## Exercise
Print the data that follows exactly.

[Data excerpts]

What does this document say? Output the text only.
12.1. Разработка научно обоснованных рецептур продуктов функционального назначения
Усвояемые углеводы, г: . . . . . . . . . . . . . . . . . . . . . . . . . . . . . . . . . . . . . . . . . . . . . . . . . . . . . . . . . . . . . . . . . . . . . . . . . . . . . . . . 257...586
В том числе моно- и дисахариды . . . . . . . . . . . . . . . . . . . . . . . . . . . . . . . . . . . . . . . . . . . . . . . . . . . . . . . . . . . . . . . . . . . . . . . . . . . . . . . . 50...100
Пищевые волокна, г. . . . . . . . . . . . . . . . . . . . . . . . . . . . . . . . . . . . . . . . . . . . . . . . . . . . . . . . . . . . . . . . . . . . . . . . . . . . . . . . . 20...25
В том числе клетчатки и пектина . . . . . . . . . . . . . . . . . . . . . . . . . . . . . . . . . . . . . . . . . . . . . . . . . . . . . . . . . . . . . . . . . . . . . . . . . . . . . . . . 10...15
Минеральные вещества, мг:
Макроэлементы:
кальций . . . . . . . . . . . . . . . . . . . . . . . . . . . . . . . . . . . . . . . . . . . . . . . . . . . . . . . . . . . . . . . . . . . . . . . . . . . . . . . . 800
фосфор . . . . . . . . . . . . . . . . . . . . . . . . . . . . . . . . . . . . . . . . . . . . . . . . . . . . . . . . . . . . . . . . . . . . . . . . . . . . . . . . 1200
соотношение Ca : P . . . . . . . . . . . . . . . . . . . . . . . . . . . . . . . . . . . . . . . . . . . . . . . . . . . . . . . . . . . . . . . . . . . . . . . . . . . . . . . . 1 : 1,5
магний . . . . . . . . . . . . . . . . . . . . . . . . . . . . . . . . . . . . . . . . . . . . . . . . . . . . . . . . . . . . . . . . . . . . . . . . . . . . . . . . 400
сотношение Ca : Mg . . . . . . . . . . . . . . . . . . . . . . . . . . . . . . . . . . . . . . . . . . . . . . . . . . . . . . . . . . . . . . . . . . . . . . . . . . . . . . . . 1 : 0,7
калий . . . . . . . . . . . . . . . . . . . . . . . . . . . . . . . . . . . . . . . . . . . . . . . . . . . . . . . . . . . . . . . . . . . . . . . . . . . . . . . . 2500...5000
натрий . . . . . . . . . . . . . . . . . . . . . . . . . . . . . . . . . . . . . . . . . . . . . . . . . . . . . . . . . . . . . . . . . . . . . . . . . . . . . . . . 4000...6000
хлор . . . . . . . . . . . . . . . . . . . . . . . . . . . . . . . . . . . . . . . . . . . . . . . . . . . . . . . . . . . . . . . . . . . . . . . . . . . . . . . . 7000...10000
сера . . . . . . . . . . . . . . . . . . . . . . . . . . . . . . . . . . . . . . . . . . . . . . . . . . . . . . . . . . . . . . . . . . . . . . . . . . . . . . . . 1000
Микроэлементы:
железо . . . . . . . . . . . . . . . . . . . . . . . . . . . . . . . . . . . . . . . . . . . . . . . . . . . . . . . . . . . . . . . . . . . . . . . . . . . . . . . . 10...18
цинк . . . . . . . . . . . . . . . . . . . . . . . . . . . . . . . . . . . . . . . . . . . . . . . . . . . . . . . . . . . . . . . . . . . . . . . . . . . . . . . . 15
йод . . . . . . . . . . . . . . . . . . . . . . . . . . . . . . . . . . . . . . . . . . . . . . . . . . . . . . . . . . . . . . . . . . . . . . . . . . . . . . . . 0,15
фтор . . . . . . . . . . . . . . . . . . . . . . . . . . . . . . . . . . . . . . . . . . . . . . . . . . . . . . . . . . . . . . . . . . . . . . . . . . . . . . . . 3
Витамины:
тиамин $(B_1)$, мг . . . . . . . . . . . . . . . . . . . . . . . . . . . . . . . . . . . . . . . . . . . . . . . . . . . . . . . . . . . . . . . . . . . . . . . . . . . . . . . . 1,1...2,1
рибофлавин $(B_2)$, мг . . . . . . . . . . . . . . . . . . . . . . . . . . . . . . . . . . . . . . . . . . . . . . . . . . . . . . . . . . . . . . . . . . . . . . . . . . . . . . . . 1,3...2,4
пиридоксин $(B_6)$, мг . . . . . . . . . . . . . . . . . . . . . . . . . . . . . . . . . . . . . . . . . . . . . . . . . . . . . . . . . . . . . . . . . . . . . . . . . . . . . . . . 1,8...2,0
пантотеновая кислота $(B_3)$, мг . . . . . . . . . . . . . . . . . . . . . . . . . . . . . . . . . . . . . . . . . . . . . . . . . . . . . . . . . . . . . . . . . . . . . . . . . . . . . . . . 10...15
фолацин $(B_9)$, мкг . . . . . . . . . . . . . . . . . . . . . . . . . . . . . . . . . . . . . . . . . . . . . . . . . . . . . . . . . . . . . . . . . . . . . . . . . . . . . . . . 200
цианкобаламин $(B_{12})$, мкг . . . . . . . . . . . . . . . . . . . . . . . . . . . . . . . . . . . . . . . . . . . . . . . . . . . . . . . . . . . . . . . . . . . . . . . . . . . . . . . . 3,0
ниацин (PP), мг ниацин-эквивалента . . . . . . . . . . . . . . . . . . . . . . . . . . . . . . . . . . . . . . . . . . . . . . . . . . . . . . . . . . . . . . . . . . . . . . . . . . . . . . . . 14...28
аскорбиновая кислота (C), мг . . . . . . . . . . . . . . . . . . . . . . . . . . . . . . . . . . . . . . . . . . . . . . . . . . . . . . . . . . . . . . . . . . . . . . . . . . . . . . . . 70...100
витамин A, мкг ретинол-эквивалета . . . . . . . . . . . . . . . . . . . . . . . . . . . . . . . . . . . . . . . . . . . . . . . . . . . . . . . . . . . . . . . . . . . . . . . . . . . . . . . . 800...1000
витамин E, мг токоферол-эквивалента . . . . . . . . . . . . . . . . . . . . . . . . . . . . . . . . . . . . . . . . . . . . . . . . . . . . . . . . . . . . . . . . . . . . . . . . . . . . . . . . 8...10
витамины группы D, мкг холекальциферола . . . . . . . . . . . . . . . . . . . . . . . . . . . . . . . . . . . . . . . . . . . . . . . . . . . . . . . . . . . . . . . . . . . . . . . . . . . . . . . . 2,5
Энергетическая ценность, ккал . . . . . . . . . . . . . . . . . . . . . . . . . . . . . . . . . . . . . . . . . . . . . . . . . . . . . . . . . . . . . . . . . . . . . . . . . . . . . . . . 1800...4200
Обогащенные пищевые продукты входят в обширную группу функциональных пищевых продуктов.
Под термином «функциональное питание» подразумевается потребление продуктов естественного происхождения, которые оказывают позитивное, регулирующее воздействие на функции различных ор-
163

## Correct result
What does this document say? Output the text only.
12.1. Разработка научно обоснованных рецептур продуктов функционального назначения
Усвояемые углеводы, г: . . . . . . . . . . . . . . . . . . . . . . . . . . . . . . . . . . . . . . . . . . . . . . . . . . . . . . . . . . . . . . . . . . . . . . . . . . . . . . . . 257...586
В том числе моно- и дисахариды . . . . . . . . . . . . . . . . . . . . . . . . . . . . . . . . . . . . . . . . . . . . . . . . . . . . . . . . . . . . . . . . . . . . . . . . . . . . . . . . 50...100
Пищевые волокна, г. . . . . . . . . . . . . . . . . . . . . . . . . . . . . . . . . . . . . . . . . . . . . . . . . . . . . . . . . . . . . . . . . . . . . . . . . . . . . . . . . 20...25
В том числе клетчатки и пектина . . . . . . . . . . . . . . . . . . . . . . . . . . . . . . . . . . . . . . . . . . . . . . . . . . . . . . . . . . . . . . . . . . . . . . . . . . . . . . . . 10...15
Минеральные вещества, мг:
Макроэлементы:
кальций . . . . . . . . . . . . . . . . . . . . . . . . . . . . . . . . . . . . . . . . . . . . . . . . . . . . . . . . . . . . . . . . . . . . . . . . . . . . . . . . 800
фосфор . . . . . . . . . . . . . . . . . . . . . . . . . . . . . . . . . . . . . . . . . . . . . . . . . . . . . . . . . . . . . . . . . . . . . . . . . . . . . . . . 1200
соотношение Ca : P . . . . . . . . . . . . . . . . . . . . . . . . . . . . . . . . . . . . . . . . . . . . . . . . . . . . . . . . . . . . . . . . . . . . . . . . . . . . . . . . 1 : 1,5
магний . . . . . . . . . . . . . . . . . . . . . . . . . . . . . . . . . . . . . . . . . . . . . . . . . . . . . . . . . . . . . . . . . . . . . . . . . . . . . . . . 400
сотношение Ca : Mg . . . . . . . . . . . . . . . . . . . . . . . . . . . . . . . . . . . . . . . . . . . . . . . . . . . . . . . . . . . . . . . . . . . . . . . . . . . . . . . . 1 : 0,7
калий . . . . . . . . . . . . . . . . . . . . . . . . . . . . . . . . . . . . . . . . . . . . . . . . . . . . . . . . . . . . . . . . . . . . . . . . . . . . . . . . 2500...5000
натрий . . . . . . . . . . . . . . . . . . . . . . . . . . . . . . . . . . . . . . . . . . . . . . . . . . . . . . . . . . . . . . . . . . . . . . . . . . . . . . . . 4000...6000
хлор . . . . . . . . . . . . . . . . . . . . . . . . . . . . . . . . . . . . . . . . . . . . . . . . . . . . . . . . . . . . . . . . . . . . . . . . . . . . . . . . 7000...10000
сера . . . . . . . . . . . . . . . . . . . . . . . . . . . . . . . . . . . . . . . . . . . . . . . . . . . . . . . . . . . . . . . . . . . . . . . . . . . . . . . . 1000
Микроэлементы:
железо . . . . . . . . . . . . . . . . . . . . . . . . . . . . . . . . . . . . . . . . . . . . . . . . . . . . . . . . . . . . . . . . . . . . . . . . . . . . . . . . 10...18
цинк . . . . . . . . . . . . . . . . . . . . . . . . . . . . . . . . . . . . . . . . . . . . . . . . . . . . . . . . . . . . . . . . . . . . . . . . . . . . . . . . 15
йод . . . . . . . . . . . . . . . . . . . . . . . . . . . . . . . . . . . . . . . . . . . . . . . . . . . . . . . . . . . . . . . . . . . . . . . . . . . . . . . . 0,15
фтор . . . . . . . . . . . . . . . . . . . . . . . . . . . . . . . . . . . . . . . . . . . . . . . . . . . . . . . . . . . . . . . . . . . . . . . . . . . . . . . . 3
Витамины:
тиамин $(B_1)$, мг . . . . . . . . . . . . . . . . . . . . . . . . . . . . . . . . . . . . . . . . . . . . . . . . . . . . . . . . . . . . . . . . . . . . . . . . . . . . . . . . 1,1...2,1
рибофлавин $(B_2)$, мг . . . . . . . . . . . . . . . . . . . . . . . . . . . . . . . . . . . . . . . . . . . . . . . . . . . . . . . . . . . . . . . . . . . . . . . . . . . . . . . . 1,3...2,4
пиридоксин $(B_6)$, мг . . . . . . . . . . . . . . . . . . . . . . . . . . . . . . . . . . . . . . . . . . . . . . . . . . . . . . . . . . . . . . . . . . . . . . . . . . . . . . . . 1,8...2,0
пантотеновая кислота $(B_3)$, мг . . . . . . . . . . . . . . . . . . . . . . . . . . . . . . . . . . . . . . . . . . . . . . . . . . . . . . . . . . . . . . . . . . . . . . . . . . . . . . . . 10...15
фолацин $(B_9)$, мкг . . . . . . . . . . . . . . . . . . . . . . . . . . . . . . . . . . . . . . . . . . . . . . . . . . . . . . . . . . . . . . . . . . . . . . . . . . . . . . . . 200
цианкобаламин $(B_{12})$, мкг . . . . . . . . . . . . . . . . . . . . . . . . . . . . . . . . . . . . . . . . . . . . . . . . . . . . . . . . . . . . . . . . . . . . . . . . . . . . . . . . 3,0
ниацин (PP), мг ниацин-эквивалента . . . . . . . . . . . . . . . . . . . . . . . . . . . . . . . . . . . . . . . . . . . . . . . . . . . . . . . . . . . . . . . . . . . . . . . . . . . . . . . . 14...28
аскорбиновая кислота (C), мг . . . . . . . . . . . . . . . . . . . . . . . . . . . . . . . . . . . . . . . . . . . . . . . . . . . . . . . . . . . . . . . . . . . . . . . . . . . . . . . . 70...100
витамин A, мкг ретинол-эквивалета . . . . . . . . . . . . . . . . . . . . . . . . . . . . . . . . . . . . . . . . . . . . . . . . . . . . . . . . . . . . . . . . . . . . . . . . . . . . . . . . 800...1000
витамин E, мг токоферол-эквивалента . . . . . . . . . . . . . . . . . . . . . . . . . . . . . . . . . . . . . . . . . . . . . . . . . . . . . . . . . . . . . . . . . . . . . . . . . . . . . . . . 8...10
витамины группы D, мкг холекальциферола . . . . . . . . . . . . . . . . . . . . . . . . . . . . . . . . . . . . . . . . . . . . . . . . . . . . . . . . . . . . . . . . . . . . . . . . . . . . . . . . 2,5
Энергетическая ценность, ккал . . . . . . . . . . . . . . . . . . . . . . . . . . . . . . . . . . . . . . . . . . . . . . . . . . . . . . . . . . . . . . . . . . . . . . . . . . . . . . . . 1800...4200
Обогащенные пищевые продукты входят в обширную группу функциональных пищевых продуктов.
Под термином «функциональное питание» подразумевается потребление продуктов естественного происхождения, которые оказывают позитивное, регулирующее воздействие на функции различных ор-
163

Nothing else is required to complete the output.